(EXTRACTED DATA)
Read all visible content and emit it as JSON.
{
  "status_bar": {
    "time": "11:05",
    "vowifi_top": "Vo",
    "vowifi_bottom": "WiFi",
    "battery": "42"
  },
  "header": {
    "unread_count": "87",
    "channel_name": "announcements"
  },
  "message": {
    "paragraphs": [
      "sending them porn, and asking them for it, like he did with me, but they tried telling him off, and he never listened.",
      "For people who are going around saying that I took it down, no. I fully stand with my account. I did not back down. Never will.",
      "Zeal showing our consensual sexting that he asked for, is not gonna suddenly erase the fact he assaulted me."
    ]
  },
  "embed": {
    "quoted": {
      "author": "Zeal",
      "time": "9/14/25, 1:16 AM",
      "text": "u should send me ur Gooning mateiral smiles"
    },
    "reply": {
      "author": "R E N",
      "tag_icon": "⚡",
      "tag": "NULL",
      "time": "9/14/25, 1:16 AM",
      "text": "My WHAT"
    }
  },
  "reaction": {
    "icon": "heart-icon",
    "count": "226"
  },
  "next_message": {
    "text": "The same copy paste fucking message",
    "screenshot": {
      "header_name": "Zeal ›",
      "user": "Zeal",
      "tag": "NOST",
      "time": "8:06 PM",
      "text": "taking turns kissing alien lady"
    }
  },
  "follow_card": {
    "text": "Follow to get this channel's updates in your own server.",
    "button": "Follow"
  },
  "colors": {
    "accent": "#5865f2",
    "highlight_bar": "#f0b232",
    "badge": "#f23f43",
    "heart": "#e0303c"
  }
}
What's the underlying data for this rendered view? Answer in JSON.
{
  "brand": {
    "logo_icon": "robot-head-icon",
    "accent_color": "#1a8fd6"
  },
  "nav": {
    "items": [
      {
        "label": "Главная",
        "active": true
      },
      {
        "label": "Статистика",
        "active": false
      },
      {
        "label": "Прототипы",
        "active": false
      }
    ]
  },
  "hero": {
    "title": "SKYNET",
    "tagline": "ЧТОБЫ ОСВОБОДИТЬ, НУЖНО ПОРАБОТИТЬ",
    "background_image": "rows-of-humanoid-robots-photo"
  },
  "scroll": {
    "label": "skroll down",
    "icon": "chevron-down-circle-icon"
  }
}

(EXERCISE TASK)
Provide the count, and nothing else, of lines in the data above where the word "down" occurs.

(EXERCISE OUTPUT)
3